● GOAL: Copy each line where the word "title" occurs.

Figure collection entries
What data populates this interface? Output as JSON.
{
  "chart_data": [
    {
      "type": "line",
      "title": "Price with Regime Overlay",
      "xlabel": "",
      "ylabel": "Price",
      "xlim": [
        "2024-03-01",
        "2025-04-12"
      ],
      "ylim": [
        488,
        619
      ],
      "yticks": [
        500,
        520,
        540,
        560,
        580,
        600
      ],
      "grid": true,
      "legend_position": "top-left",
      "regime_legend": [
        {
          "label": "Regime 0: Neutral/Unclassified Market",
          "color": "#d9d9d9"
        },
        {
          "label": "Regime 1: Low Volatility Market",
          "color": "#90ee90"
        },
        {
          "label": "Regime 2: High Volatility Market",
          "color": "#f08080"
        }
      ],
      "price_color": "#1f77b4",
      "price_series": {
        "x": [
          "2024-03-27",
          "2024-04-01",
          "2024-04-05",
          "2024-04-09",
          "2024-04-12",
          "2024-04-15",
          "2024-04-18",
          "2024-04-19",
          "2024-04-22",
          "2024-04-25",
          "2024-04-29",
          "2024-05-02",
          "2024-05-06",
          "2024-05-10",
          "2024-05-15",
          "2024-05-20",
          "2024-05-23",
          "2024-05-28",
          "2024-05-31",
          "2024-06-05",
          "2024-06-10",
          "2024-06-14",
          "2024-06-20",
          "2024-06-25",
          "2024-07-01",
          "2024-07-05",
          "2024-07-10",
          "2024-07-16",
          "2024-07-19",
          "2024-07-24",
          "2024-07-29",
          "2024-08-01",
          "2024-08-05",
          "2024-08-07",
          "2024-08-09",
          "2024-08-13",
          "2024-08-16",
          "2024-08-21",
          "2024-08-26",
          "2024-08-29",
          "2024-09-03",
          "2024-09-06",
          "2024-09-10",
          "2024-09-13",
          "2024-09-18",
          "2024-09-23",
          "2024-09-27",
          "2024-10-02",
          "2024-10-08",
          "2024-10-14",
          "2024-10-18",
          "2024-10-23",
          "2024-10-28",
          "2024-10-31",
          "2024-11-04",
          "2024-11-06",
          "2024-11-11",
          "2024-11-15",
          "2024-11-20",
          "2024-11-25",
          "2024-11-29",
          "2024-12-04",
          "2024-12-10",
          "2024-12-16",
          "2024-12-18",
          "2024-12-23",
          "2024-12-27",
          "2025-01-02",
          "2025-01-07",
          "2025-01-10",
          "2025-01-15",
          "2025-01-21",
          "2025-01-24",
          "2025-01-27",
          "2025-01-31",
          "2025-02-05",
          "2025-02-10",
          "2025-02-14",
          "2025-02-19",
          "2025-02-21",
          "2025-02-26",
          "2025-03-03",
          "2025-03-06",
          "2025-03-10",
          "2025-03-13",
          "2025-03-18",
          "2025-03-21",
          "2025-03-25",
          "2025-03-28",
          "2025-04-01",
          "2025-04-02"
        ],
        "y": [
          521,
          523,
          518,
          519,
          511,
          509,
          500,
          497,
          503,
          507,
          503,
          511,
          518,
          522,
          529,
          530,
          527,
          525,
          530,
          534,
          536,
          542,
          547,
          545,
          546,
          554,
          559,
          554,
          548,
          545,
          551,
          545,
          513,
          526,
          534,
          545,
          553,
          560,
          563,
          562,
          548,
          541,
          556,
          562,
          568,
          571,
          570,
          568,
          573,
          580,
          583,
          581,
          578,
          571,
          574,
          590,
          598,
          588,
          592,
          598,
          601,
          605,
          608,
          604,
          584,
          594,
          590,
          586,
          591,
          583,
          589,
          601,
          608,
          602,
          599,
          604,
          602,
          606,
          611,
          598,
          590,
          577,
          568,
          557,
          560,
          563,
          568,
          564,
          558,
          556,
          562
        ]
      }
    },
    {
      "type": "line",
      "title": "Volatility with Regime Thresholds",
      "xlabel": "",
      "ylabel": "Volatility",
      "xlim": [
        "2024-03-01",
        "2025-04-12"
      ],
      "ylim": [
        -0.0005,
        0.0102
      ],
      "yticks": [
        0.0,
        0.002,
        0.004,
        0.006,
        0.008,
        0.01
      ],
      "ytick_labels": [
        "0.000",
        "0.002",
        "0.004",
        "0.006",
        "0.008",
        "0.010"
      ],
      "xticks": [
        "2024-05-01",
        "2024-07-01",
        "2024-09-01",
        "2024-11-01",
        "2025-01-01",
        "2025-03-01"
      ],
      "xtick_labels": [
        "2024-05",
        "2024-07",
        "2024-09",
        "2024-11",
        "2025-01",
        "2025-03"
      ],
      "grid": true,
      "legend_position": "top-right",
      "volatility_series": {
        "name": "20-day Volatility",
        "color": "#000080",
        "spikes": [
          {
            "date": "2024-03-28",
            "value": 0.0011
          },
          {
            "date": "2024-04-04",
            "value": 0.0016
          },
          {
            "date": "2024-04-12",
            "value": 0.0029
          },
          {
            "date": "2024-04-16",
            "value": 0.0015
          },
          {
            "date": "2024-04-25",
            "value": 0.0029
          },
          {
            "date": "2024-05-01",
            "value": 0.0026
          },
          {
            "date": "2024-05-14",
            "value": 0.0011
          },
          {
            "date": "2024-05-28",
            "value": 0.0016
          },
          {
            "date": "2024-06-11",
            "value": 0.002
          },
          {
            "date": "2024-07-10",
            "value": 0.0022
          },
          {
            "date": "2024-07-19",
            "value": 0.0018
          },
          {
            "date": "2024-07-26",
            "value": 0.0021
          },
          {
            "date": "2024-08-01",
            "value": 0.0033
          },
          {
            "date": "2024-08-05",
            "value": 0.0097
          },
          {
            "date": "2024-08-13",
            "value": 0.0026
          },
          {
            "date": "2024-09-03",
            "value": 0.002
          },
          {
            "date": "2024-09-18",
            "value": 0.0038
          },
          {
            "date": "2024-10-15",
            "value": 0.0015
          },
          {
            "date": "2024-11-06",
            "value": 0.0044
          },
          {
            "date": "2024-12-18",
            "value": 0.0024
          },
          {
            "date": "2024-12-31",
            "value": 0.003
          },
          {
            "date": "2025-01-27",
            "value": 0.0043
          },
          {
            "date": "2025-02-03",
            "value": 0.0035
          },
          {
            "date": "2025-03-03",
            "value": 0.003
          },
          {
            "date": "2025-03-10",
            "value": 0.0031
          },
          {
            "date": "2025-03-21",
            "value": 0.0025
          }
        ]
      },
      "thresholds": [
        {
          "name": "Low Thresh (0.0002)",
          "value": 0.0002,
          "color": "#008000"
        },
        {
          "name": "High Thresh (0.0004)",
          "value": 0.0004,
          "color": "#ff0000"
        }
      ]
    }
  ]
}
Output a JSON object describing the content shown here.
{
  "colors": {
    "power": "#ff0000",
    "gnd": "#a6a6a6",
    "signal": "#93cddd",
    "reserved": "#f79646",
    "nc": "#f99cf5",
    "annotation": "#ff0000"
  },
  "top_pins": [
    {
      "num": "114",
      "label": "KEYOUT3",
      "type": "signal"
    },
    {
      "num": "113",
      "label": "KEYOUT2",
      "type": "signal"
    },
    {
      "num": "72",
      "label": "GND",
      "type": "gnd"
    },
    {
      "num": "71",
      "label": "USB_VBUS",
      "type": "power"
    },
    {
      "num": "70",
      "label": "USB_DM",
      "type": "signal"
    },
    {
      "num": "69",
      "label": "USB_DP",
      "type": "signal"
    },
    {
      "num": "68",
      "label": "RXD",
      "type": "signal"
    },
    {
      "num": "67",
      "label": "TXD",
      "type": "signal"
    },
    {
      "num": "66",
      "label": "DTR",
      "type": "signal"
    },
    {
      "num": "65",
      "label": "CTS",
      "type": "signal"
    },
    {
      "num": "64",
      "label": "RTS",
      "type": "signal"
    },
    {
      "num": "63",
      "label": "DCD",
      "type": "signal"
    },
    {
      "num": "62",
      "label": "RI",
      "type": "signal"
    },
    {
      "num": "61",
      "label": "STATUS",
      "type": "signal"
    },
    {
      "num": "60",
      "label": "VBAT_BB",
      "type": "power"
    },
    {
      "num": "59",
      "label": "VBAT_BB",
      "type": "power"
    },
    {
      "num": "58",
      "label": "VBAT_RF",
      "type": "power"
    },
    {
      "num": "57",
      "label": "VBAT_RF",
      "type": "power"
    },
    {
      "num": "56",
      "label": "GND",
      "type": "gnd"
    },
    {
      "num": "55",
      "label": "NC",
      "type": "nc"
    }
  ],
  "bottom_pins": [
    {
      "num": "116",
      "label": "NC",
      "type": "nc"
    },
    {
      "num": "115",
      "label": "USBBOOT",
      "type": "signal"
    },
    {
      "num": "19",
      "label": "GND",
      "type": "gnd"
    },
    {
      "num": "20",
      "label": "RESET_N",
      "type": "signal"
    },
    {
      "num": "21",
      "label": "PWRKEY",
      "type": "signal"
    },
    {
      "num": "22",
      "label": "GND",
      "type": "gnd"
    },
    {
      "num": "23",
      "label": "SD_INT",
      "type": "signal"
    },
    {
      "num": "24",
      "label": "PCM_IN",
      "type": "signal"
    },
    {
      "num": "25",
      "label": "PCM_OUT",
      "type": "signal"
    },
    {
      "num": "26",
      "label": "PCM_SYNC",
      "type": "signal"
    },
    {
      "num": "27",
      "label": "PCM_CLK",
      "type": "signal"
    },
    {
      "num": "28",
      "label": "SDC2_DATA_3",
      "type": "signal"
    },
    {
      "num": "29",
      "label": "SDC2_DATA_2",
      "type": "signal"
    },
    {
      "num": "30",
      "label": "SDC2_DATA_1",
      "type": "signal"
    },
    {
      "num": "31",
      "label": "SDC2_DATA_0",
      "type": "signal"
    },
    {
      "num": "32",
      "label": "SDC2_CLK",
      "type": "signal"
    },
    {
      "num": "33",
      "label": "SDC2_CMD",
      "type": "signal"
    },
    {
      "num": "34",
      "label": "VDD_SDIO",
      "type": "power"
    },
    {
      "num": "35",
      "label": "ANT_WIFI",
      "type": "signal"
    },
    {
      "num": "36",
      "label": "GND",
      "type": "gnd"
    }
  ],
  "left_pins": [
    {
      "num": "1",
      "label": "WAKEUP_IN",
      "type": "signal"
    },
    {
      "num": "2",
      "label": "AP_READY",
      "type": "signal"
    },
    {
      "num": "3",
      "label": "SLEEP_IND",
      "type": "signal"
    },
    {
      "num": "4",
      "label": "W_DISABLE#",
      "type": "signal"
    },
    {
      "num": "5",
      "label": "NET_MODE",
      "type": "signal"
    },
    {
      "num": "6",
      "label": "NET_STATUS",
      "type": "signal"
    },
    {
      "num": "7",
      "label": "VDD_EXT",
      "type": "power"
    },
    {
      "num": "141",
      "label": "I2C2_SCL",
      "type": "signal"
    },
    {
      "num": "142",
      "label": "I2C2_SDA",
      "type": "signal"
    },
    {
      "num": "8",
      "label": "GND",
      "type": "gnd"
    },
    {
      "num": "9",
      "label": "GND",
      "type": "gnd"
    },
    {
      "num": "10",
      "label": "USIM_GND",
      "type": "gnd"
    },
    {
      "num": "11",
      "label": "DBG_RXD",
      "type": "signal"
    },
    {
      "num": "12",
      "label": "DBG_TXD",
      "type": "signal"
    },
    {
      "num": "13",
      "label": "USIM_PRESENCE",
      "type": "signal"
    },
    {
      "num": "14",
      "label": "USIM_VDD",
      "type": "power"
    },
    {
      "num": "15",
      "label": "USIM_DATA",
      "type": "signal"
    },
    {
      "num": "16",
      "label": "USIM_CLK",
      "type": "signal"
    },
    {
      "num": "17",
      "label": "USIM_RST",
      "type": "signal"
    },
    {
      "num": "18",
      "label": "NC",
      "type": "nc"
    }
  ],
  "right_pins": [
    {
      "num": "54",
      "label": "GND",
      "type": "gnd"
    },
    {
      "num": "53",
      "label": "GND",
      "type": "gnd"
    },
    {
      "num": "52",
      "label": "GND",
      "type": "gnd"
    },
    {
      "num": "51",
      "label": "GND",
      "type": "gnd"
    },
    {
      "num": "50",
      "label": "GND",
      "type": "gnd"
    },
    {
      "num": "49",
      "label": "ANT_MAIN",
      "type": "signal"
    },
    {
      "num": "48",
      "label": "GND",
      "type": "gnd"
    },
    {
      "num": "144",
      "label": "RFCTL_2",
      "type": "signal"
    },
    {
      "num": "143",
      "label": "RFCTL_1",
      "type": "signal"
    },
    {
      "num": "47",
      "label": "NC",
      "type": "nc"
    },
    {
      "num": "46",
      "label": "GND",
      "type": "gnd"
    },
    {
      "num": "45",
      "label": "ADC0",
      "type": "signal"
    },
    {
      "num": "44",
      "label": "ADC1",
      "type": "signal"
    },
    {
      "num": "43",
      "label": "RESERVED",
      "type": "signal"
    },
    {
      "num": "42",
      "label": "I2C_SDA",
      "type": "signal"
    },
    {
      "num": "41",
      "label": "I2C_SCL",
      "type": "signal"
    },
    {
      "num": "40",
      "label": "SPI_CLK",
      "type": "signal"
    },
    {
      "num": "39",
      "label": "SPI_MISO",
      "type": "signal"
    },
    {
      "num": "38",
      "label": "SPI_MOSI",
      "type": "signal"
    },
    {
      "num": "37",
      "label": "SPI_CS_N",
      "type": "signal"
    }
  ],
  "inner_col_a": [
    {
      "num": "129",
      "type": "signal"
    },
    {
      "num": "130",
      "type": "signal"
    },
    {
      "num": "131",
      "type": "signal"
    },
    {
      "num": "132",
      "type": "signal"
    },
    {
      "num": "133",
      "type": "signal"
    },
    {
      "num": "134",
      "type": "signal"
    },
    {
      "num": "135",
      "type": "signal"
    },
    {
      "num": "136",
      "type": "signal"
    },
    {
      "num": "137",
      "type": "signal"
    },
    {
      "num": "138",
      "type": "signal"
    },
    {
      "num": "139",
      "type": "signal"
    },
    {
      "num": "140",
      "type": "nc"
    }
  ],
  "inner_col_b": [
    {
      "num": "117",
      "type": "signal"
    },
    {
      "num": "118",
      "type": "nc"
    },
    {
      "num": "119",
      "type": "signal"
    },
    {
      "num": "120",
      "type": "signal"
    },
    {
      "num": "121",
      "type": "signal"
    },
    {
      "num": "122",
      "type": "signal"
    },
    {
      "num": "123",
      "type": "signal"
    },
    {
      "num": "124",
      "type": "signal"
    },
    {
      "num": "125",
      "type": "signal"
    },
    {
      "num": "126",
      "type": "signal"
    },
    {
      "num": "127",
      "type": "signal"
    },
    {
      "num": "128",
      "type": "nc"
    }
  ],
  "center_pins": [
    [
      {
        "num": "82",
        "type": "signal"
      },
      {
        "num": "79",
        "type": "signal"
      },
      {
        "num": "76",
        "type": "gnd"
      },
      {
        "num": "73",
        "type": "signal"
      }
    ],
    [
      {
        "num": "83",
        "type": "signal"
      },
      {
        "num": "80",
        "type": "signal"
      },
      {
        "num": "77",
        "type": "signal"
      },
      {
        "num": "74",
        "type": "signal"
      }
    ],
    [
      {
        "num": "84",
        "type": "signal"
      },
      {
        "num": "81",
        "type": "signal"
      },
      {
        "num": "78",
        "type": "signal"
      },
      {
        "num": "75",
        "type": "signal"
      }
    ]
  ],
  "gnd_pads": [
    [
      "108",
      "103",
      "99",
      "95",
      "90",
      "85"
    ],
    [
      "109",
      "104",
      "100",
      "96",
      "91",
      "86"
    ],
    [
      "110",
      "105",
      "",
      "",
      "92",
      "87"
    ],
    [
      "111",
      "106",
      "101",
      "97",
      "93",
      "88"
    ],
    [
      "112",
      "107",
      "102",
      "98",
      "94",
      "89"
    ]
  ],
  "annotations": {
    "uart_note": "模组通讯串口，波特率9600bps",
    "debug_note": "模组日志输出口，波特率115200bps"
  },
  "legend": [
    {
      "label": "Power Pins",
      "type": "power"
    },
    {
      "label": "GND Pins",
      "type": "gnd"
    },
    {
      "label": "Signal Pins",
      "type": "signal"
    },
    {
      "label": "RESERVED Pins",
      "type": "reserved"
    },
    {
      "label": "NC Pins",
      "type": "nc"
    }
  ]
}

● EXERCISE OUTPUT:
      "title": "Price with Regime Overlay",
      "title": "Volatility with Regime Thresholds",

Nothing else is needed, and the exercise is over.